### STATED TASK
Go through the data below and gather each line containing "Occidental".

### EXERCISE MATERIAL

************

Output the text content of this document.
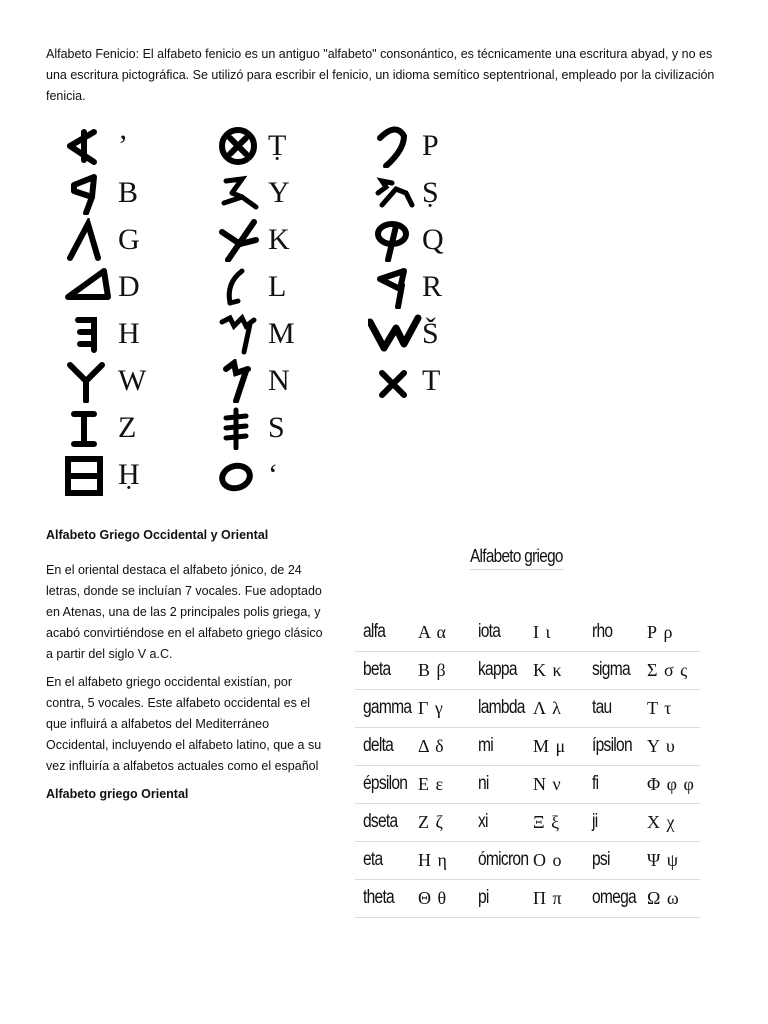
Alfabeto Fenicio: El alfabeto fenicio es un antiguo "alfabeto" consonántico, es técnicamente una escritura abyad, y no es una escritura pictográfica. Se utilizó para escribir el fenicio, un idioma semítico septentrional, empleado por la civilización fenicia.

’
B
G
D
H
W
Z
Ḥ
Ṭ
Y
K
L
M
N
S
‘
P
Ṣ
Q
R
Š
T
Alfabeto Griego Occidental y Oriental

En el oriental destaca el alfabeto jónico, de 24 letras, donde se incluían 7 vocales. Fue adoptado en Atenas, una de las 2 principales polis griega, y acabó convirtiéndose en el alfabeto griego clásico a partir del siglo V a.C.

En el alfabeto griego occidental existían, por contra, 5 vocales. Este alfabeto occidental es el que influirá a alfabetos del Mediterráneo Occidental, incluyendo el alfabeto latino, que a su vez influiría a alfabetos actuales como el español

Alfabeto griego Oriental
Alfabeto griego
alfa Α α iota Ι ι rho Ρ ρ
beta Β β kappa Κ κ sigma Σ σ ς
gamma Γ γ lambda Λ λ tau Τ τ
delta Δ δ mi Μ μ ípsilon Υ υ
épsilon Ε ε ni Ν ν fi	Φ φ φ
dseta Ζ ζ xi	Ξ ξ ji	Χ χ
eta Η η ómicron Ο ο psi Ψ ψ
theta Θ θ pi Π π omega Ω ω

************

### IN RESPONSE
Alfabeto Griego Occidental y Oriental
En el alfabeto griego occidental existían, por contra, 5 vocales. Este alfabeto occidental es el que influirá a alfabetos del Mediterráneo Occidental, incluyendo el alfabeto latino, que a su vez influiría a alfabetos actuales como el español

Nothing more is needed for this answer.